> Dataset entries:
# # # # # # #

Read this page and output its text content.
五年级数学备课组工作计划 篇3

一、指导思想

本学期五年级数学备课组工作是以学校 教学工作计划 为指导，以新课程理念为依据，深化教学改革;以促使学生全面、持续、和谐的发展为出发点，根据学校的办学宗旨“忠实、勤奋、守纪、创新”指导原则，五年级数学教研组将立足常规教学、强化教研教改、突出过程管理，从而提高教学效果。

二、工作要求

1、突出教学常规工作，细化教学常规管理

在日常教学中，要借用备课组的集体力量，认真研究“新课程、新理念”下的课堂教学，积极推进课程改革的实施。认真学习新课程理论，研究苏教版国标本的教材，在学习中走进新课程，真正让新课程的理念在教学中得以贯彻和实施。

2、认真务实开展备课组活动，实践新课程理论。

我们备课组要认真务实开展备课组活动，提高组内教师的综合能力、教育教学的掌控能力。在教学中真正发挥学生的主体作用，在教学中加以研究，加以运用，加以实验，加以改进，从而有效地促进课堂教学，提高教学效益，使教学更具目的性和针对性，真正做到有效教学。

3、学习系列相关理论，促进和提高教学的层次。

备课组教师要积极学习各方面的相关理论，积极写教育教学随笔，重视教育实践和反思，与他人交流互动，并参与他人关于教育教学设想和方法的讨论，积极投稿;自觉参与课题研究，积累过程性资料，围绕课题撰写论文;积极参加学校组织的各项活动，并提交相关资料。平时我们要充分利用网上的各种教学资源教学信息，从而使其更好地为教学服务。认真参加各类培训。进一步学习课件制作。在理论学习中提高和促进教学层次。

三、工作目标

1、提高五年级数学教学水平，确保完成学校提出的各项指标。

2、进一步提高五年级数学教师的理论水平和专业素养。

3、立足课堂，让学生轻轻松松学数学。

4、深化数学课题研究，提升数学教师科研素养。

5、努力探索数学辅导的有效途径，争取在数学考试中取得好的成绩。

# # # # # # #

> GIVEN TASK: Return every line of the material exactly.

> FINISHED TASK:
Read this page and output its text content.
五年级数学备课组工作计划 篇3

一、指导思想

本学期五年级数学备课组工作是以学校 教学工作计划 为指导，以新课程理念为依据，深化教学改革;以促使学生全面、持续、和谐的发展为出发点，根据学校的办学宗旨“忠实、勤奋、守纪、创新”指导原则，五年级数学教研组将立足常规教学、强化教研教改、突出过程管理，从而提高教学效果。

二、工作要求

1、突出教学常规工作，细化教学常规管理

在日常教学中，要借用备课组的集体力量，认真研究“新课程、新理念”下的课堂教学，积极推进课程改革的实施。认真学习新课程理论，研究苏教版国标本的教材，在学习中走进新课程，真正让新课程的理念在教学中得以贯彻和实施。

2、认真务实开展备课组活动，实践新课程理论。

我们备课组要认真务实开展备课组活动，提高组内教师的综合能力、教育教学的掌控能力。在教学中真正发挥学生的主体作用，在教学中加以研究，加以运用，加以实验，加以改进，从而有效地促进课堂教学，提高教学效益，使教学更具目的性和针对性，真正做到有效教学。

3、学习系列相关理论，促进和提高教学的层次。

备课组教师要积极学习各方面的相关理论，积极写教育教学随笔，重视教育实践和反思，与他人交流互动，并参与他人关于教育教学设想和方法的讨论，积极投稿;自觉参与课题研究，积累过程性资料，围绕课题撰写论文;积极参加学校组织的各项活动，并提交相关资料。平时我们要充分利用网上的各种教学资源教学信息，从而使其更好地为教学服务。认真参加各类培训。进一步学习课件制作。在理论学习中提高和促进教学层次。

三、工作目标

1、提高五年级数学教学水平，确保完成学校提出的各项指标。

2、进一步提高五年级数学教师的理论水平和专业素养。

3、立足课堂，让学生轻轻松松学数学。

4、深化数学课题研究，提升数学教师科研素养。

5、努力探索数学辅导的有效途径，争取在数学考试中取得好的成绩。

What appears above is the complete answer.